WHAT IS REQUIRED
Look through the records below, and copy out every line that holds the string "mạnh".

EXTRACTED INFORMATION
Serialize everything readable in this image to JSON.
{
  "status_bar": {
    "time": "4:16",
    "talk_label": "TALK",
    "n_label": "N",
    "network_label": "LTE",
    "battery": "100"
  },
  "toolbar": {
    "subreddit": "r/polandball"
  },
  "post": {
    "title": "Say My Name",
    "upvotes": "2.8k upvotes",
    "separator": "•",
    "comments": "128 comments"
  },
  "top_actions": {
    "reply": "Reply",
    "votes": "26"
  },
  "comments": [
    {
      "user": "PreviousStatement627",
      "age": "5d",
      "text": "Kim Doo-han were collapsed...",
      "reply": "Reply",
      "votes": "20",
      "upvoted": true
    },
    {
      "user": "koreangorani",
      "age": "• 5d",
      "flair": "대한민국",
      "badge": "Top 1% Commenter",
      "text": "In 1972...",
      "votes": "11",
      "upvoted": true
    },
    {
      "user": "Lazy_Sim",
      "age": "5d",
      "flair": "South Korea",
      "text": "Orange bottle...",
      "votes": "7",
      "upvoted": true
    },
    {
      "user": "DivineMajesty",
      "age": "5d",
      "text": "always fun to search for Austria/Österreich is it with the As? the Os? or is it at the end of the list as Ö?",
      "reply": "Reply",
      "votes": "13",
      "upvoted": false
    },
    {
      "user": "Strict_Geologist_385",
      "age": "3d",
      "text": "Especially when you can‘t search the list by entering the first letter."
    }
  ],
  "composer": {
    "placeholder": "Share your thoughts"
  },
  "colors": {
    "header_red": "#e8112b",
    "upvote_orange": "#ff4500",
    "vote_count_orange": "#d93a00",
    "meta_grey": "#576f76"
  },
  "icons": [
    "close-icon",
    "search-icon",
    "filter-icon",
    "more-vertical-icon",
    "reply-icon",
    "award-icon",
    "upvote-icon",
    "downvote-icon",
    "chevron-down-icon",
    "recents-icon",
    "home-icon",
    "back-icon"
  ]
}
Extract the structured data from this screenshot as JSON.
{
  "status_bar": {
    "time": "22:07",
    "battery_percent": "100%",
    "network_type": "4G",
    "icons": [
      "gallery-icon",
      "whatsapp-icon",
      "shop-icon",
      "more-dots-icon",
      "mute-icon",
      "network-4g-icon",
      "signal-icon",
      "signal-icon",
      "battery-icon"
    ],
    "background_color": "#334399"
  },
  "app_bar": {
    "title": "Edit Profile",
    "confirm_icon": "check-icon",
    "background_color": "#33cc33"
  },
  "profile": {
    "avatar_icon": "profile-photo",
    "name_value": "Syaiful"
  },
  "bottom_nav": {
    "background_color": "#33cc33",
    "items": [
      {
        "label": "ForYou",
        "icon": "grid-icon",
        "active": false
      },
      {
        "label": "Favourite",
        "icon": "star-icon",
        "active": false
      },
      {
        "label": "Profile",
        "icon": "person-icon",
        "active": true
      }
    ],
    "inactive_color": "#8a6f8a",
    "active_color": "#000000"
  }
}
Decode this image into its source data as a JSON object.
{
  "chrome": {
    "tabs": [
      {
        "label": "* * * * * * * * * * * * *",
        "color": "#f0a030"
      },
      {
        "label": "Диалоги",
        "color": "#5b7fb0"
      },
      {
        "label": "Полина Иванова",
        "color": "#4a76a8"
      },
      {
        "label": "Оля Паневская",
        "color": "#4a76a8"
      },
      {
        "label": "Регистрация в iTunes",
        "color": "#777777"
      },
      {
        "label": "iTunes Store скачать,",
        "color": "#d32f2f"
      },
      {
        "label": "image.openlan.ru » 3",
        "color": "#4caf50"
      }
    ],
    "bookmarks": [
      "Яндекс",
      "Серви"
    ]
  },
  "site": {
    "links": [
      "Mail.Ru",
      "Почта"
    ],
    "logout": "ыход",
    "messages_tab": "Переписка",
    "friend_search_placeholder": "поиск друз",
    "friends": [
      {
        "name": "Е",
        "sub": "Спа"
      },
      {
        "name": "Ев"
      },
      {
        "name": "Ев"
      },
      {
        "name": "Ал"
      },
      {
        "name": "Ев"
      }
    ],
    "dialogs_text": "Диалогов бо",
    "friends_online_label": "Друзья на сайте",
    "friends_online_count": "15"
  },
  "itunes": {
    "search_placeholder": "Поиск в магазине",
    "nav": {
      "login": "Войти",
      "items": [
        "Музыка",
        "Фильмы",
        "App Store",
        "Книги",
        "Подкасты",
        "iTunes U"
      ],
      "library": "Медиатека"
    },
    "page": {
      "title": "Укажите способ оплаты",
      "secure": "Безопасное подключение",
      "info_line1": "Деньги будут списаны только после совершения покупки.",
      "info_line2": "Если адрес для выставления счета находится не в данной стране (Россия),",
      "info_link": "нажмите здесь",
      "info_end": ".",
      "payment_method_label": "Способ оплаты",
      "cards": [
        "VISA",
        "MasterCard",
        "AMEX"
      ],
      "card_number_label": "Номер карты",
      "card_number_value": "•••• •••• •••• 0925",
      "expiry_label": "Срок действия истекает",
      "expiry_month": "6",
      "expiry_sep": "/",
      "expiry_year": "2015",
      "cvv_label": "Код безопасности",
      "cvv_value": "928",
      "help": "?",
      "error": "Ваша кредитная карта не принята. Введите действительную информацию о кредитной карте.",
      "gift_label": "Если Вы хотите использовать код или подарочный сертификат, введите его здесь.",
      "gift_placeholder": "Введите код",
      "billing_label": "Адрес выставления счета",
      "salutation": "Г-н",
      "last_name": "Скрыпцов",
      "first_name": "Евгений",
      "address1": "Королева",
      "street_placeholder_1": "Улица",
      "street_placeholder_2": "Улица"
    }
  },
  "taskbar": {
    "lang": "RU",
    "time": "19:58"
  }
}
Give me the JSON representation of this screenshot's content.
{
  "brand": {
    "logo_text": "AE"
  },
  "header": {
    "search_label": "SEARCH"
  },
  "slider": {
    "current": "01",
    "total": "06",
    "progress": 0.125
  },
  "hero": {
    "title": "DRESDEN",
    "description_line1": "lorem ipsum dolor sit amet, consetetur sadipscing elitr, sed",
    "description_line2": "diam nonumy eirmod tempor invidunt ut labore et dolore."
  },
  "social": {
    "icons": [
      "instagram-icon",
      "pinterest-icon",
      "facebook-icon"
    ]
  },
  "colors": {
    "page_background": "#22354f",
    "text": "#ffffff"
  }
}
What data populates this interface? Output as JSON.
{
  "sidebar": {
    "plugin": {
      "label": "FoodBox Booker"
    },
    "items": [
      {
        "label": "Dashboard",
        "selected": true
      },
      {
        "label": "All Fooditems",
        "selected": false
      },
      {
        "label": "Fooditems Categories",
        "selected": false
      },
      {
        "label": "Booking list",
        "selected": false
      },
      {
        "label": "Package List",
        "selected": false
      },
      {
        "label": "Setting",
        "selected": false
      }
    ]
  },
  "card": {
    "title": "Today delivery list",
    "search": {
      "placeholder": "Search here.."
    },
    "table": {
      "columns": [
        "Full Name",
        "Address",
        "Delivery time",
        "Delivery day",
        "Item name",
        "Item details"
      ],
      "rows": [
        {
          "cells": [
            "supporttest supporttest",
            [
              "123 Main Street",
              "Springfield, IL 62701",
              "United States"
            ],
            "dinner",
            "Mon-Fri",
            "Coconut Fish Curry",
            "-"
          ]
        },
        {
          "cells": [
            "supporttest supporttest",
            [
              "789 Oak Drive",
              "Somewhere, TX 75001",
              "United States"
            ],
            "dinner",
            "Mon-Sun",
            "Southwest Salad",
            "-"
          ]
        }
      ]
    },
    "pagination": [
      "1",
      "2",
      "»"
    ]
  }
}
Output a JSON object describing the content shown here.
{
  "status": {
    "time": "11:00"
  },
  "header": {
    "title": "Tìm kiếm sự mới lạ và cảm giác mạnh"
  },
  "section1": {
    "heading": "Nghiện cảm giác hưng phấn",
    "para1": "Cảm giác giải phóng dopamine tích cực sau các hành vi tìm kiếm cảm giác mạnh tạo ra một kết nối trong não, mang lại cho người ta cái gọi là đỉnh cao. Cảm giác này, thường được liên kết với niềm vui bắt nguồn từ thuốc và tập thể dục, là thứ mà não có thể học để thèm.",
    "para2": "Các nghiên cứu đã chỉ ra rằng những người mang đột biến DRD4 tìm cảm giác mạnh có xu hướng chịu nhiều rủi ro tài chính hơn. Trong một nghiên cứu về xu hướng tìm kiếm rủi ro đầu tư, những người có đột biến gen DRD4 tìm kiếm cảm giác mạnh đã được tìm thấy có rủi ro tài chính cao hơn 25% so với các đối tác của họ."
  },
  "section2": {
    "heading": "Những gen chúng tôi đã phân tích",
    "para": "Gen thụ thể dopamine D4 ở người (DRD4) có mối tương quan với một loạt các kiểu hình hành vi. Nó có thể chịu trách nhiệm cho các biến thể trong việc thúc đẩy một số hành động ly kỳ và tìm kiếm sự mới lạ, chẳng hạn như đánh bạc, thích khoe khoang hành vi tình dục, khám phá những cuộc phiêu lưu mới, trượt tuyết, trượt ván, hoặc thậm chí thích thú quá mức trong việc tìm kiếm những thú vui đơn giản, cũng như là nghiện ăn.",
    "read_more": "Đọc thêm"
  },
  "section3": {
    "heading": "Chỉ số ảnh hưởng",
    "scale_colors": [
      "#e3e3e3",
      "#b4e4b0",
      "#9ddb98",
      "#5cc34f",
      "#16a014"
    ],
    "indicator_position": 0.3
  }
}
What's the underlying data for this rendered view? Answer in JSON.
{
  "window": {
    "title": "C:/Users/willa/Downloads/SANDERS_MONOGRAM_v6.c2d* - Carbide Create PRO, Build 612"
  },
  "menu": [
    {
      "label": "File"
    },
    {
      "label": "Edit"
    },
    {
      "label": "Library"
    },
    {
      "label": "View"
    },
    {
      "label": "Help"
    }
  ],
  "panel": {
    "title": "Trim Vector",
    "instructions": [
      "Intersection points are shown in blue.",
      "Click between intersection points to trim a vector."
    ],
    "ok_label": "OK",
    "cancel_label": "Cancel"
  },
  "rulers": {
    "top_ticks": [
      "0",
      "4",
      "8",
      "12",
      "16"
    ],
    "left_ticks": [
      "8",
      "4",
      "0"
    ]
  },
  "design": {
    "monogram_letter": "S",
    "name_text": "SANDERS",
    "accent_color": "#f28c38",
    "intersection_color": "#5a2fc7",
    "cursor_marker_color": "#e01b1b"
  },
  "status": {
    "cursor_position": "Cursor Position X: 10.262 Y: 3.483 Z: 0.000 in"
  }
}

TASK ANSWER
    "title": "Tìm kiếm sự mới lạ và cảm giác mạnh"
    "para1": "Cảm giác giải phóng dopamine tích cực sau các hành vi tìm kiếm cảm giác mạnh tạo ra một kết nối trong não, mang lại cho người ta cái gọi là đỉnh cao. Cảm giác này, thường được liên kết với niềm vui bắt nguồn từ thuốc và tập thể dục, là thứ mà não có thể học để thèm.",
    "para2": "Các nghiên cứu đã chỉ ra rằng những người mang đột biến DRD4 tìm cảm giác mạnh có xu hướng chịu nhiều rủi ro tài chính hơn. Trong một nghiên cứu về xu hướng tìm kiếm rủi ro đầu tư, những người có đột biến gen DRD4 tìm kiếm cảm giác mạnh đã được tìm thấy có rủi ro tài chính cao hơn 25% so với các đối tác của họ."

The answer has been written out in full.